*Problem to solve:* Set down a faithful copy of every record, and skip the pictures in it.

Material shown below:

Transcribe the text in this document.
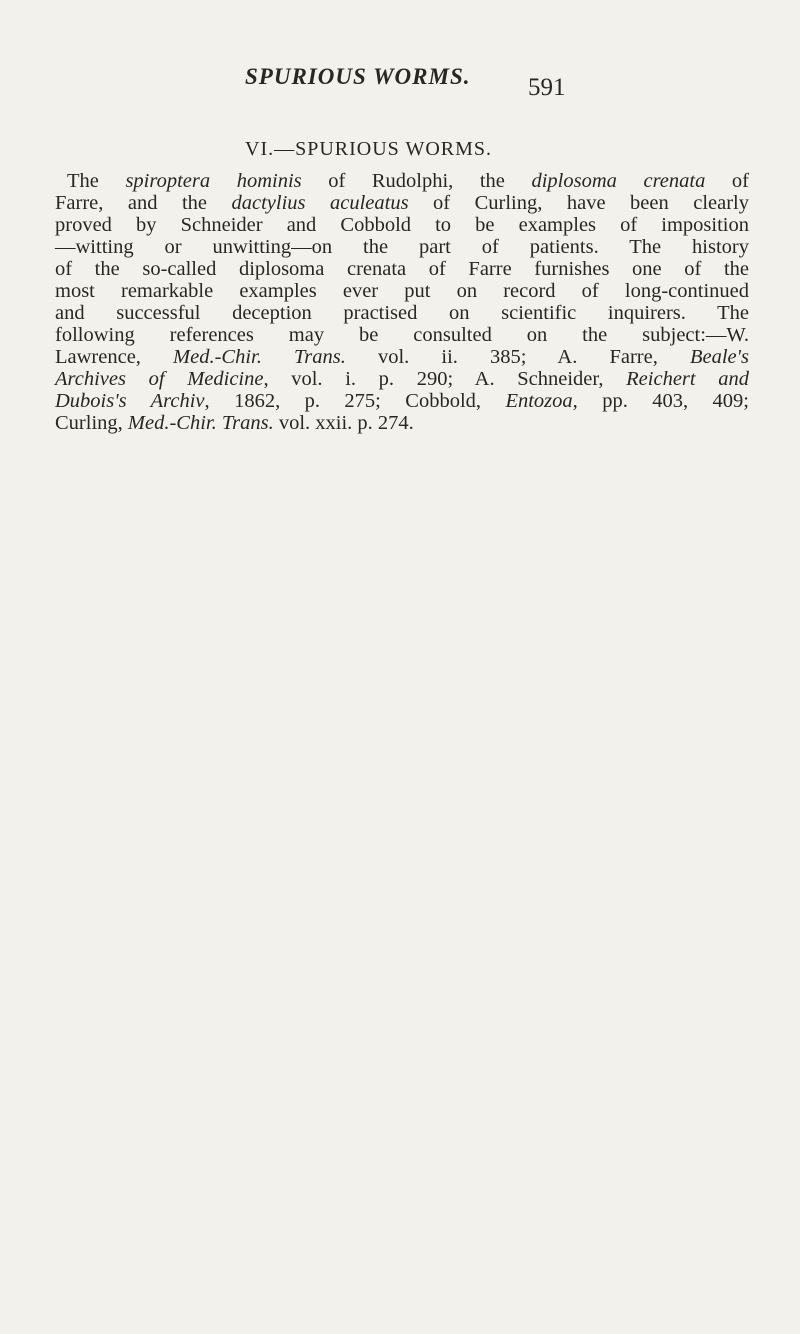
SPURIOUS WORMS. 591
VI.—SPURIOUS WORMS.
The spiroptera hominis of Rudolphi, the diplosoma crenata of
Farre, and the dactylius aculeatus of Curling, have been clearly
proved by Schneider and Cobbold to be examples of imposition
—witting or unwitting—on the part of patients. The history
of the so-called diplosoma crenata of Farre furnishes one of the
most remarkable examples ever put on record of long-continued
and successful deception practised on scientific inquirers. The
following references may be consulted on the subject:—W.
Lawrence, Med.-Chir. Trans. vol. ii. 385; A. Farre, Beale's
Archives of Medicine, vol. i. p. 290; A. Schneider, Reichert and
Dubois's Archiv, 1862, p. 275; Cobbold, Entozoa, pp. 403, 409;
Curling, Med.-Chir. Trans. vol. xxii. p. 274.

End of Material shown.

*Written solution:*
Transcribe the text in this document.
SPURIOUS WORMS. 591
VI.—SPURIOUS WORMS.
The spiroptera hominis of Rudolphi, the diplosoma crenata of
Farre, and the dactylius aculeatus of Curling, have been clearly
proved by Schneider and Cobbold to be examples of imposition
—witting or unwitting—on the part of patients. The history
of the so-called diplosoma crenata of Farre furnishes one of the
most remarkable examples ever put on record of long-continued
and successful deception practised on scientific inquirers. The
following references may be consulted on the subject:—W.
Lawrence, Med.-Chir. Trans. vol. ii. 385; A. Farre, Beale's
Archives of Medicine, vol. i. p. 290; A. Schneider, Reichert and
Dubois's Archiv, 1862, p. 275; Cobbold, Entozoa, pp. 403, 409;
Curling, Med.-Chir. Trans. vol. xxii. p. 274.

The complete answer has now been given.